SUPPLIED TEXT ▸
*-*-*
Revenue in the Consulting segment is affected by, among other things, global economic conditions, including changes in clients’ particular industries and markets. Revenue is also subject to competition due to the introduction of new products and services, broad trends in employee demographics, the effect of government policies and regulations, and fluctuations in interest and foreign exchange rates. Revenues from the provision of investment management services and retirement trust and administrative services are significantly affected by securities market performance.
The results of operations for the Consulting segment are presented below:
(In millions of dollars) | 2008 | 2007 | 2006 | |||||||||
Revenue | $ | 5,196 | $ | 4,884 | $ | 4,224 | ||||||
Compensation and Benefits | 3,204 | 2,953 | 2,651 | |||||||||
Other Operating Expenses | 1,437 | 1,325 | 1,108 | |||||||||
Expense | 4,641 | 4,278 | 3,759 | |||||||||
Operating Income | $ | 555 | $ | 606 | $ | 465 | ||||||
Operating Income Margin | 10.7 | % | 12.4 | % | 11.0 | % |
Revenue
Consulting revenue in 2008 increased 6% compared with 2007 comprising 8% growth at Mercer and 2% growth at Oliver Wyman Group. Revenue for the segment increased 4% on an underlying basis. Within Mercer, the revenue increase of 8% reflects growth in retirement of 9%, health and benefits of 9%, other consulting lines of 9%, outsourcing of 3% and investment consulting & management of 14%. Mercer’s revenue grew 7% on an underlying basis. Oliver Wyman Group grew 2%, but decreased 2% on an underlying basis, compared with the same period last year.
Consulting revenue in 2007 increased 16% compared with 2006. Revenue for Mercer increased 12%, or 7% on an underlying basis driven by strong growth throughout its businesses. Oliver Wyman Group revenues grew 26%, or 18% on an underlying basis, compared with the same period in 2006.
10
Expense
Consulting expenses increased 8% in 2008 compared with 2007, or 6% on an underlying basis. Compensation and benefit costs increased due to a higher volume of activity at Mercer, largely in the first three quarters of the year. As part of its ongoing effort to realize operational efficiencies, Mercer reduced its headcount in the fourth quarter of 2008, resulting in a $40 million restructuring charge. The increase in other operating expenses reflects a $70 million increase resulting from expenses that are reimbursable by clients.
*-*-*
SUPPLIED INFORMATION ▸

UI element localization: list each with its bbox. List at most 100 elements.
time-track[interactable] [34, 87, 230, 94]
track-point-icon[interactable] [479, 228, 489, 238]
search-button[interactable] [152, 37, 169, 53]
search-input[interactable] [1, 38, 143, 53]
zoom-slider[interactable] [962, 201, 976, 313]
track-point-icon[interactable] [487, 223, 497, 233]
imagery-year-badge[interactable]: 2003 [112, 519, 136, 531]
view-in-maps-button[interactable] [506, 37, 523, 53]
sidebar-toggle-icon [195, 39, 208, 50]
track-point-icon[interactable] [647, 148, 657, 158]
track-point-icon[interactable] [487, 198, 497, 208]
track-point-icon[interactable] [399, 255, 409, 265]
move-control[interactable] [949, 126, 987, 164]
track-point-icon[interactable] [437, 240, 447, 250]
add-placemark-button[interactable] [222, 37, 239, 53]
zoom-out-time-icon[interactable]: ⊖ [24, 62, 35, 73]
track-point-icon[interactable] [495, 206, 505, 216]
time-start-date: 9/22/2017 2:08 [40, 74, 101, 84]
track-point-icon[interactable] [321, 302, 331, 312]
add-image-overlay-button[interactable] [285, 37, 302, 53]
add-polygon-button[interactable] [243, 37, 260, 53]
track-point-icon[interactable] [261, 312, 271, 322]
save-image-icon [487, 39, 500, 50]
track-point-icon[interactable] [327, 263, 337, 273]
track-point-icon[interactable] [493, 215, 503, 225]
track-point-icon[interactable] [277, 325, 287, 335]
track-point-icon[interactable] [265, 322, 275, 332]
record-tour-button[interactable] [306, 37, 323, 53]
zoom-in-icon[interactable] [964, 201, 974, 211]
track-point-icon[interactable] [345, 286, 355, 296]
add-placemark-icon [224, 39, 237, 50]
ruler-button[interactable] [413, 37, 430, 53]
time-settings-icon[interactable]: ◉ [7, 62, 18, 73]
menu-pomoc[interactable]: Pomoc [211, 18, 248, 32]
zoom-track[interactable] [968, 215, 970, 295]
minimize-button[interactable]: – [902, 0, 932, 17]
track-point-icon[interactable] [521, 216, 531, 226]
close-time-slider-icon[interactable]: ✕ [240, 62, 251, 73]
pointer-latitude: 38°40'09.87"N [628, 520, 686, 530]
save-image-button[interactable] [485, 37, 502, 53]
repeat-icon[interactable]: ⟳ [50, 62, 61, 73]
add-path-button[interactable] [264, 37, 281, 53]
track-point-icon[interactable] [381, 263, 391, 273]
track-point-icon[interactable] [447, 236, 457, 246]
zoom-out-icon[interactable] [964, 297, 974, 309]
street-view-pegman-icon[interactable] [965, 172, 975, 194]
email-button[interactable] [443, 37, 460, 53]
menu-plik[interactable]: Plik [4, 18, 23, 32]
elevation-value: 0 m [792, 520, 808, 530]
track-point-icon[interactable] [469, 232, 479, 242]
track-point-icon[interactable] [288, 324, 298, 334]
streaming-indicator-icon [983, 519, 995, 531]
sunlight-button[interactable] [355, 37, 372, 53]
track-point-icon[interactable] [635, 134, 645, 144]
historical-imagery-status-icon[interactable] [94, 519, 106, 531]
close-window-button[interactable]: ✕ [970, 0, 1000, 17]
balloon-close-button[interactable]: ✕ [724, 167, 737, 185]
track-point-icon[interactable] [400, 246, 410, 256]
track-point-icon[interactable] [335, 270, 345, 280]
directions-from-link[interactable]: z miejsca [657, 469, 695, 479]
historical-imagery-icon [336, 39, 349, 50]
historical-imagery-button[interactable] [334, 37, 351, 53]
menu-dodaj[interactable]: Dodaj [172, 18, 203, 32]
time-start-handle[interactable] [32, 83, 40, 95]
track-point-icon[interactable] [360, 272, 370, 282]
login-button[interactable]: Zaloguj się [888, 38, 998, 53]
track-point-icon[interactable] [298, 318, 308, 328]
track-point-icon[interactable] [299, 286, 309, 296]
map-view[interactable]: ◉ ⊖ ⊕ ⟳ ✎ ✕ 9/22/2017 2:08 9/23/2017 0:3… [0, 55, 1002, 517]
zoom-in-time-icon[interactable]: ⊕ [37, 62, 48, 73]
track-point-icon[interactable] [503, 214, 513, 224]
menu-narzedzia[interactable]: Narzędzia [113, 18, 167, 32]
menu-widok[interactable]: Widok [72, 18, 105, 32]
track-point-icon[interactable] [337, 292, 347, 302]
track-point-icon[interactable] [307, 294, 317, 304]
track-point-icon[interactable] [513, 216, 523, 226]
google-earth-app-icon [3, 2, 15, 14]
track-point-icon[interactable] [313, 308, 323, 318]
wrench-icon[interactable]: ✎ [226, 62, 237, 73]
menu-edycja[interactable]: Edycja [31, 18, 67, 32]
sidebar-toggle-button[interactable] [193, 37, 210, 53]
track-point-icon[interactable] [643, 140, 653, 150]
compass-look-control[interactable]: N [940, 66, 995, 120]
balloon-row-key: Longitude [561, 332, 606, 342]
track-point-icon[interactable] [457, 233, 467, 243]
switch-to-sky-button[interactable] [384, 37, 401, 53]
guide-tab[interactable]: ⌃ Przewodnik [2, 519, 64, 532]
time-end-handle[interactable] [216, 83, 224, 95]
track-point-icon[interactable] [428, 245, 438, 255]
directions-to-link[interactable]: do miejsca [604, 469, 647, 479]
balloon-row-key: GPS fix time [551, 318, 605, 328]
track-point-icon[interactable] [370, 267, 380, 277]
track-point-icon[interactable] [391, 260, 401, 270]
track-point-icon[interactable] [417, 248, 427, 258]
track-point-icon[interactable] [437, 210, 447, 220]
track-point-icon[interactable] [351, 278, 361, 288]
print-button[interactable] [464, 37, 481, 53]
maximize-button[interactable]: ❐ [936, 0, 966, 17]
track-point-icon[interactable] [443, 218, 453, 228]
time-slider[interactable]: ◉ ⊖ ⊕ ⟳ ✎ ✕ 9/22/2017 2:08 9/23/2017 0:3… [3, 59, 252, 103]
*-*-*
WRITTEN REQUEST 1 ▸ Copy the Consulting segment excerpt word for word, starting at "Consulting revenue in 2007" and ending at "period in 2006.", with both of those included.
WRITTEN REQUEST 2 ▸
Using the Consulting segment excerpt, answer these:
(a) How large was the restructuring charge that followed Mercer's fourth-quarter 2008 headcount reduction?
(b) By what percentage did Oliver Wyman Group revenues grow in 2007 compared with 2006?
(c) How much did investment consulting & management grow within Mercer in 2008?
WRITTEN REQUEST 3 ▸ How would the Consulting segment excerpt go on after its final sentence? Continue it from there.
The data has no connection to the Consulting segment excerpt.

RESPONSE 1 ▸
Consulting revenue in 2007 increased 16% compared with 2006. Revenue for Mercer increased 12%, or 7% on an underlying basis driven by strong growth throughout its businesses. Oliver Wyman Group revenues grew 26%, or 18% on an underlying basis, compared with the same period in 2006.

RESPONSE 2 ▸
(a) $40 million
(b) 26%
(c) 14%

RESPONSE 3 ▸
Consulting expenses increased 14% in 2007 compared with 2006, reflecting higher compensation costs due to an increased volume of business, higher incentive compensation commensurate with improved operating performance and the impact of foreign currency translation.
Risk Consulting & Technology
MMC’s Risk Consulting & Technology segment which comprises the activity of Kroll and Corporate Advisory and Restructuring, includes risk consulting, and related investigative, intelligence, financial, security and technology services.
In May 2009, Kroll sold KGS, its government services business. The results of operations have been reclassified into discontinued operations for all periods presented in the accompanying financial statements.
During the fourth quarter of 2008, MMC sold its U.S. and U.K. restructuring businesses to their respective management teams in separate leveraged buyouts. Based on the terms and conditions of the disposals, MMC determined it has “continuing involvement” in these businesses, as that term is used in SEC Staff Accounting Bulletin Topic 5e and that reclassification to discontinued operations was not appropriate. MMC recorded a loss of $28 million on the disposition of the U.K. restructuring businesses. The net assets of the U.K. businesses were written-off upon transfer to the new owners. MMC will receive royalties on future revenue of these businesses over the next four years. The royalties will be recognized when earned under the terms of the contract and when collectibility is reasonably assured. The transfer of the U.S. restructuring business was financed with a seller note. If MMC receives interest and principal payments as scheduled for the U.S. business, it will recover the value of the net assets transferred to the new owners and recognize a gain on the disposal of $18 million.
Kroll receives compensation primarily in the form of fees paid by clients. These fees are typically earned on an hourly, project, fixed fee or per-unit basis. Kroll’s revenue is subject to changes in international economic and regulatory conditions, including the levels of mortgage applications and new employment. Kroll is also subject to normal competitive forces such as pricing pressures, demand for professional staff and new product development on the part of competitors, particularly in technology services.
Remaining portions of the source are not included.